[The problem]: In the records below, count every line containing "name". Reply with the number only.

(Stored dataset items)
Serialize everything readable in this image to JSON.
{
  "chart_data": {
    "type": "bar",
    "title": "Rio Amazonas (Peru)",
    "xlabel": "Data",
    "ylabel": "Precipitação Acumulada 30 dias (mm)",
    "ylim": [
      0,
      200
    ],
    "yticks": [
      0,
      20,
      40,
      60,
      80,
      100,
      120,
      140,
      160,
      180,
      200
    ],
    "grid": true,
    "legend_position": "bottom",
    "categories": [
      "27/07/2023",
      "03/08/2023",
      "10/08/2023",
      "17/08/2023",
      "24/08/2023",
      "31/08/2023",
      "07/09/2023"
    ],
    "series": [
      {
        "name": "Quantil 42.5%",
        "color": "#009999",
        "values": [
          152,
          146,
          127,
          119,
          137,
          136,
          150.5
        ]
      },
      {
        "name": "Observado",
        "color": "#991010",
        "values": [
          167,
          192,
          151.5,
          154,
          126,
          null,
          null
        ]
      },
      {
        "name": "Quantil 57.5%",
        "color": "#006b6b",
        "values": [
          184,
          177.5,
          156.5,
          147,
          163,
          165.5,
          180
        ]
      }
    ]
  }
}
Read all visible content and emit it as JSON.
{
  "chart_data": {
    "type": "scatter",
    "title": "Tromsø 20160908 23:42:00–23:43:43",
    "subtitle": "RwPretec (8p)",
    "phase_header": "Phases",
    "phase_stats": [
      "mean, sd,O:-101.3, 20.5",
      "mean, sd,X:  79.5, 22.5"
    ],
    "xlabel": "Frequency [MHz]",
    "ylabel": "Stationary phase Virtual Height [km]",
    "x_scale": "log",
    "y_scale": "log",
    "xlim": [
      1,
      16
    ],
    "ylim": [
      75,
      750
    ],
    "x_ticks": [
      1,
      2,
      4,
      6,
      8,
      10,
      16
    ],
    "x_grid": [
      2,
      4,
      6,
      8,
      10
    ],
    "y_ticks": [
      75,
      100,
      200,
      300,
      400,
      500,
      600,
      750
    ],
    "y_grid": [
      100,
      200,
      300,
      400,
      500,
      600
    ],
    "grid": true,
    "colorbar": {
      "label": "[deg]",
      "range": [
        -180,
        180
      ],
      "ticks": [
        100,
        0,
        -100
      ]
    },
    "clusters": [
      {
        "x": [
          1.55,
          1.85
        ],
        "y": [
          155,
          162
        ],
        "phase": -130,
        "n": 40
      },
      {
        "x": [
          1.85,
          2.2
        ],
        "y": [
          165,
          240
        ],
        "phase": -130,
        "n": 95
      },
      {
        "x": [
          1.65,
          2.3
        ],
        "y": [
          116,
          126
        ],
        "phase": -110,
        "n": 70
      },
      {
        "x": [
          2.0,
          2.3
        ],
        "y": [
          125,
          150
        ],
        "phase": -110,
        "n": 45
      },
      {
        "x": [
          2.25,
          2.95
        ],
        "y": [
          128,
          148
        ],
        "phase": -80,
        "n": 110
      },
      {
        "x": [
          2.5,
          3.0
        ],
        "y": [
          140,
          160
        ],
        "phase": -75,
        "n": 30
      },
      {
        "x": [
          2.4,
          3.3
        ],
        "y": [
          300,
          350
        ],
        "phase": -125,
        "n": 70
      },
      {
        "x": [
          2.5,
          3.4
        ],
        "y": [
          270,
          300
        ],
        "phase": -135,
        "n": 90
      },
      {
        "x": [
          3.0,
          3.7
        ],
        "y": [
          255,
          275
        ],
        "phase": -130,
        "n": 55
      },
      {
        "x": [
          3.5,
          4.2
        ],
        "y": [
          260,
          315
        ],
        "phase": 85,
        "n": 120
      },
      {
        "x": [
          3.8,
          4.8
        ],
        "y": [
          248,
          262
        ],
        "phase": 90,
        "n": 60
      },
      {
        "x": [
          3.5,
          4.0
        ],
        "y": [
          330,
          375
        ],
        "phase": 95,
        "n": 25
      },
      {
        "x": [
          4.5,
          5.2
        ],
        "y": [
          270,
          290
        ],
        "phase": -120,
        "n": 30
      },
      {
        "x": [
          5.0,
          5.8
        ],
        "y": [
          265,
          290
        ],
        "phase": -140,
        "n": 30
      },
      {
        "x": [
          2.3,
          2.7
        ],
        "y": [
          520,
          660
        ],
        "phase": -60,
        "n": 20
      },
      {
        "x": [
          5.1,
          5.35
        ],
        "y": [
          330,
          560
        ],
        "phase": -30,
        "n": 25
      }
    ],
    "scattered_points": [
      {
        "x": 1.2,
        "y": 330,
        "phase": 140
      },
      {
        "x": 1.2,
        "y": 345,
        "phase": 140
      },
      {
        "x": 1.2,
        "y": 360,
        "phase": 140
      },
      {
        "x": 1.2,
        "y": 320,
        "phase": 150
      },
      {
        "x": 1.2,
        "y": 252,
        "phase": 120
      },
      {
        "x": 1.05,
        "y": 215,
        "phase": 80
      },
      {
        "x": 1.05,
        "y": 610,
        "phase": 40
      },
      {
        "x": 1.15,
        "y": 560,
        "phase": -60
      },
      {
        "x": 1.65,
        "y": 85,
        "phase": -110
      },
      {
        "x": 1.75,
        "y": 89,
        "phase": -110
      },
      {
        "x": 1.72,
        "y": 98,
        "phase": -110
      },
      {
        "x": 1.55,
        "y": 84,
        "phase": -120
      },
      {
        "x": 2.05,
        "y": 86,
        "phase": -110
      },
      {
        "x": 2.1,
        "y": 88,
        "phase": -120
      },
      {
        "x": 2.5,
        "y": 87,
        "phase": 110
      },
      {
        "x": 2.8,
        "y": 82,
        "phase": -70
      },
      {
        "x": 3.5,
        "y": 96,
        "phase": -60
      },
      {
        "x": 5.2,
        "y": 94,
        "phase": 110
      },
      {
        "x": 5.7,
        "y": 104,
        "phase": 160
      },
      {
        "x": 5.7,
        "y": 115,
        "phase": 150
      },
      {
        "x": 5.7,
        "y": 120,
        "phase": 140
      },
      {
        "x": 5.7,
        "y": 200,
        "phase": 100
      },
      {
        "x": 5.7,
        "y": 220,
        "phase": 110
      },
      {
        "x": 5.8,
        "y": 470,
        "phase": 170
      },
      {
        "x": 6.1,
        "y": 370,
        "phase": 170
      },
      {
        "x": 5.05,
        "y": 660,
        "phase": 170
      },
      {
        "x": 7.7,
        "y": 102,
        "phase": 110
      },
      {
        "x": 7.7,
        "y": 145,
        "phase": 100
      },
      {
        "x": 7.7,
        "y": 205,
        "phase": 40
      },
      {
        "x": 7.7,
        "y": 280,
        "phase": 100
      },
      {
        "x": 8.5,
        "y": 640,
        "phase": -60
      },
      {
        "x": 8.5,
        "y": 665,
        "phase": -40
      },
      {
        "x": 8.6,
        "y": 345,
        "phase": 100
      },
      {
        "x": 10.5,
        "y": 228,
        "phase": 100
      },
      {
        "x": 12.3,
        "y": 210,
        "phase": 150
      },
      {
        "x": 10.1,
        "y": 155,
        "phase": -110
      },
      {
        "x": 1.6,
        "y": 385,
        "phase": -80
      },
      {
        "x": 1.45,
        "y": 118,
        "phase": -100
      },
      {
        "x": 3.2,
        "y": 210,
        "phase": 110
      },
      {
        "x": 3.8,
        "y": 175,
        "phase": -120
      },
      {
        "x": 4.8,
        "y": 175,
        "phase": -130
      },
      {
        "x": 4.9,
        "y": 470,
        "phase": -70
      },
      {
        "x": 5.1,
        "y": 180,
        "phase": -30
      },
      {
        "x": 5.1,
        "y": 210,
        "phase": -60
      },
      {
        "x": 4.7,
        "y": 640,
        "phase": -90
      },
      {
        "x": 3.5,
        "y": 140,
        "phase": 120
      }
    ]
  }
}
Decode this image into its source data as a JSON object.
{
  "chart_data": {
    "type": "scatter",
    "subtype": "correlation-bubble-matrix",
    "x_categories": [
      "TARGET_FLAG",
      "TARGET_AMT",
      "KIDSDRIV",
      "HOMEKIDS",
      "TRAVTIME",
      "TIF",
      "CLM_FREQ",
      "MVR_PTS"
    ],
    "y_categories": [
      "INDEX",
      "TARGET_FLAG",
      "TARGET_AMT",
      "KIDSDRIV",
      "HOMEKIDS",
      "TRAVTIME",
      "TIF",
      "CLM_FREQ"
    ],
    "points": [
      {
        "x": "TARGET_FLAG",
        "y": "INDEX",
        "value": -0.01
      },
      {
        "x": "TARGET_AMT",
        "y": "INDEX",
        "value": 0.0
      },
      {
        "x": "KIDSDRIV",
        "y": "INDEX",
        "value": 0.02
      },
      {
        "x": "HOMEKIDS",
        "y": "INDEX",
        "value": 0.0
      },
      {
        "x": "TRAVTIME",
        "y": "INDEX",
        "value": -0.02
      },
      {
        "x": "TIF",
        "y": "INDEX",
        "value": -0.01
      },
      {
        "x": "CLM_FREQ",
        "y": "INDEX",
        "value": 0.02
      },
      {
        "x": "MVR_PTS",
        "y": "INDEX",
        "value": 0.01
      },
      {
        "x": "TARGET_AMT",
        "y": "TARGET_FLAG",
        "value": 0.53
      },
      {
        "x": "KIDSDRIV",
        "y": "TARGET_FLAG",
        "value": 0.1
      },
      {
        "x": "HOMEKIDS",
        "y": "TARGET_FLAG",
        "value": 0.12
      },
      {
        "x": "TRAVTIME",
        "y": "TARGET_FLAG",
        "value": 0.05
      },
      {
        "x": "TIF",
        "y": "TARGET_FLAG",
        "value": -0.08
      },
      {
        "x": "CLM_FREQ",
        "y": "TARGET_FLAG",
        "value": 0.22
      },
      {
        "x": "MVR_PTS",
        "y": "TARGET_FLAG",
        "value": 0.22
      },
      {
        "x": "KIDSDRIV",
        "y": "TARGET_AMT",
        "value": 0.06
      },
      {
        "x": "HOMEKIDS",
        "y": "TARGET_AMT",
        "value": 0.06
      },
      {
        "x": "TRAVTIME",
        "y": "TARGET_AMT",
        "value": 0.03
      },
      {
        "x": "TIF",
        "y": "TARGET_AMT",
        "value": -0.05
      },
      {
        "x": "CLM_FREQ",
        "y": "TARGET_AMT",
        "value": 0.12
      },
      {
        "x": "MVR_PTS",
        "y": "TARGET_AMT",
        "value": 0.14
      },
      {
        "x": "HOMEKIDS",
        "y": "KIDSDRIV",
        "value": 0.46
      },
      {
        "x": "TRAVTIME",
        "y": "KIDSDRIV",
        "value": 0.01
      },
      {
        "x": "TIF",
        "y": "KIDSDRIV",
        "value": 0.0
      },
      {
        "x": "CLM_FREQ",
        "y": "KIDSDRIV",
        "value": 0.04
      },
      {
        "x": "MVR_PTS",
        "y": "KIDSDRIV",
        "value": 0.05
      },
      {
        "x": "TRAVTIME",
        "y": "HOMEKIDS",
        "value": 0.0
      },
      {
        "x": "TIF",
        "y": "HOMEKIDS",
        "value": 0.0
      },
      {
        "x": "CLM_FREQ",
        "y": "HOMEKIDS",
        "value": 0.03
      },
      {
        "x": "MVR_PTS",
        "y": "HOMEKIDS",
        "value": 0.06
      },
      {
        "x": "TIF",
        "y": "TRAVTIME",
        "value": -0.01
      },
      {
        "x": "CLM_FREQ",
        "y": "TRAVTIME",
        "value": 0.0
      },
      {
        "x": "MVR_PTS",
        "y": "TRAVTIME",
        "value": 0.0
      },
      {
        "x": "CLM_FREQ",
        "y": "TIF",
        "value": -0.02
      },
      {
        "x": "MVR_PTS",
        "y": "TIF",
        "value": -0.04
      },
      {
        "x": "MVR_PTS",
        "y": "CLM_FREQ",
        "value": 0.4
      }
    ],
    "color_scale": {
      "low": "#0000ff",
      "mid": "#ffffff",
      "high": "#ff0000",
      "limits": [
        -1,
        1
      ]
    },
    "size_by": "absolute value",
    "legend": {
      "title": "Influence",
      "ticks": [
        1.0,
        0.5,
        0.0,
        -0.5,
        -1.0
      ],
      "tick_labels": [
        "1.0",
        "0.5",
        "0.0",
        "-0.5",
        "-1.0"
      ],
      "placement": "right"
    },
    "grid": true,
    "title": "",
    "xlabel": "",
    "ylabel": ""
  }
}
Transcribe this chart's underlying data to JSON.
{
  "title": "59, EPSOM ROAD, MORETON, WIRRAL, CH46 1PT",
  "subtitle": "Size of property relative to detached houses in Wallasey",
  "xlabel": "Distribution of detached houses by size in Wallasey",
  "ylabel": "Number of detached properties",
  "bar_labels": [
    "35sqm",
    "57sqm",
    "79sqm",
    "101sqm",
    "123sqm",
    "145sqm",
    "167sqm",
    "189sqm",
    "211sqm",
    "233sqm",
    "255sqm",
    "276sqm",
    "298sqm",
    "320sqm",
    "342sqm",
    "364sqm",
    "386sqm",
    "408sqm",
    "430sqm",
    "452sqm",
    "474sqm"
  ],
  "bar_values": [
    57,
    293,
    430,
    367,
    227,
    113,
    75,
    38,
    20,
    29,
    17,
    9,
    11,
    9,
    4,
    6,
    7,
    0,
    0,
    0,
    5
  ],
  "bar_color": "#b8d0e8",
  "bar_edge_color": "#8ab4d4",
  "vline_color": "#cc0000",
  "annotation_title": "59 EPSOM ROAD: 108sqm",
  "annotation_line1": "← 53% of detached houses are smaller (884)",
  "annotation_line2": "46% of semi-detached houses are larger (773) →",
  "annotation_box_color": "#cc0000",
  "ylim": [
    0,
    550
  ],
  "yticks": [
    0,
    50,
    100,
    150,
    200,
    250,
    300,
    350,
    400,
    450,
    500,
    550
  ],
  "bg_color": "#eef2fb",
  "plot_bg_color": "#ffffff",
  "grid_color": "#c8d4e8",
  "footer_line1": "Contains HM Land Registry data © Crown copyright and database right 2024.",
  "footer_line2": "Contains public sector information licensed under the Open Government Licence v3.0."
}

[Task result]: 3